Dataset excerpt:
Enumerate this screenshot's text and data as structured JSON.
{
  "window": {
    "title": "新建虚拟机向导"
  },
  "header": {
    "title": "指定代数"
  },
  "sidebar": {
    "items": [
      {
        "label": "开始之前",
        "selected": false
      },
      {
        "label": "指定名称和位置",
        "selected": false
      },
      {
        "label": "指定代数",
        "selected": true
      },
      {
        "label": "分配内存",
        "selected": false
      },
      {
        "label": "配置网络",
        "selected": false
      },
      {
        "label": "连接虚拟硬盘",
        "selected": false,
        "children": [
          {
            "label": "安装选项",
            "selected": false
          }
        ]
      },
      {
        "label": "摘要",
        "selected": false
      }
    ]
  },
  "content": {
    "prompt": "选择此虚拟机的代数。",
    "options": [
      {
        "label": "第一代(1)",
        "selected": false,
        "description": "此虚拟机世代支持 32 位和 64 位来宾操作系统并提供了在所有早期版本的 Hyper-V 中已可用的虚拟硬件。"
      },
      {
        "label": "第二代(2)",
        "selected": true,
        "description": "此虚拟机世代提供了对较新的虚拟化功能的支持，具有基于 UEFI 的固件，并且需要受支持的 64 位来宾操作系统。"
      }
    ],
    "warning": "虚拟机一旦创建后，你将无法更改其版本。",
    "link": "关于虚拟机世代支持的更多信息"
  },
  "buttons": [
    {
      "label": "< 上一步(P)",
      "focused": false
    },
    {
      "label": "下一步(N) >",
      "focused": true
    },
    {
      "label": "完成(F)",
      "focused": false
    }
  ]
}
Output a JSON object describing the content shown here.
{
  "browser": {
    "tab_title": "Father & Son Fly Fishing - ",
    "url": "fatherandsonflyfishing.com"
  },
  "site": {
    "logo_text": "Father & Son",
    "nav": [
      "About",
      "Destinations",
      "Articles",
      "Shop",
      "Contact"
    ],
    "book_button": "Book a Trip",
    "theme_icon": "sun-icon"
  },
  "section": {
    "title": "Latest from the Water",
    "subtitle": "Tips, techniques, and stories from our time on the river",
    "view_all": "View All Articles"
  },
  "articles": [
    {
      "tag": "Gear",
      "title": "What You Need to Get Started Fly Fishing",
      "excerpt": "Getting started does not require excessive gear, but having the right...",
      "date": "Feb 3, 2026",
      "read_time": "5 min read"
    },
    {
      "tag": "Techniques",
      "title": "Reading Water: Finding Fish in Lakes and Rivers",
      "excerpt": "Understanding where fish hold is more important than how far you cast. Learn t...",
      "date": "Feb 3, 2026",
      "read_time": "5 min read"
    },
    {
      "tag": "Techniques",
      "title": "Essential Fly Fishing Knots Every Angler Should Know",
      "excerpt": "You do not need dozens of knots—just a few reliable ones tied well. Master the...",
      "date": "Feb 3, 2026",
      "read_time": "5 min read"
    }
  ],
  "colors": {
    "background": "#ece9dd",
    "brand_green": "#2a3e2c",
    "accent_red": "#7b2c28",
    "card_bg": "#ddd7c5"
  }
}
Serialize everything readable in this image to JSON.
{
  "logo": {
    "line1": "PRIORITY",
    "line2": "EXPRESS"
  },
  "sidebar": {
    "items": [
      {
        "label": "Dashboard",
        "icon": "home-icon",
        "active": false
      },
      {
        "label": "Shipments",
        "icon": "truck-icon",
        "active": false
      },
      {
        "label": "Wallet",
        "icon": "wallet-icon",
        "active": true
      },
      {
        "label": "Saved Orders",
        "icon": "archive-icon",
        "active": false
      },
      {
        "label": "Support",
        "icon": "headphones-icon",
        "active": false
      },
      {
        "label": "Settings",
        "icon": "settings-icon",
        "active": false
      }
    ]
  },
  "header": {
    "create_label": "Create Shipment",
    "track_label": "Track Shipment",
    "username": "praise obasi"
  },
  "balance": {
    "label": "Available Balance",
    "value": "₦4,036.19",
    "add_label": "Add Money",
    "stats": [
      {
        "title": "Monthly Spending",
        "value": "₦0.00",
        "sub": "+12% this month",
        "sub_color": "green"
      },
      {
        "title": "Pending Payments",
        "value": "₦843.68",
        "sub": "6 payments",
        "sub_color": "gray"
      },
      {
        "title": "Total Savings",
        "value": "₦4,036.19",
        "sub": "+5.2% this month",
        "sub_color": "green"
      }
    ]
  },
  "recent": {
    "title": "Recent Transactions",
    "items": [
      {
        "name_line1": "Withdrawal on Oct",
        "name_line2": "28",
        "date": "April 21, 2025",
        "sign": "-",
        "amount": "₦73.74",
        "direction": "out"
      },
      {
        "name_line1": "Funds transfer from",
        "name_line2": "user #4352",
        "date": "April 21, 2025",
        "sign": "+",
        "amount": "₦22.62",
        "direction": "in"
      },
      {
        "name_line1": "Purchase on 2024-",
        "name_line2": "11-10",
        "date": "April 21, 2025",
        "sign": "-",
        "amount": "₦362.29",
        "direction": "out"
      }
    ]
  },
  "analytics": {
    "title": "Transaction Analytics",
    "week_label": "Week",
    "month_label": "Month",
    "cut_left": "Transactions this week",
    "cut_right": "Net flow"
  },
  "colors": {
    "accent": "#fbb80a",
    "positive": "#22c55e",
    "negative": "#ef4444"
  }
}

What is expected | Gather up, from the records above, each line where the word "icon" appears.

Problem solution |
    "theme_icon": "sun-icon"
        "icon": "home-icon",
        "icon": "truck-icon",
        "icon": "wallet-icon",
        "icon": "archive-icon",
        "icon": "headphones-icon",
        "icon": "settings-icon",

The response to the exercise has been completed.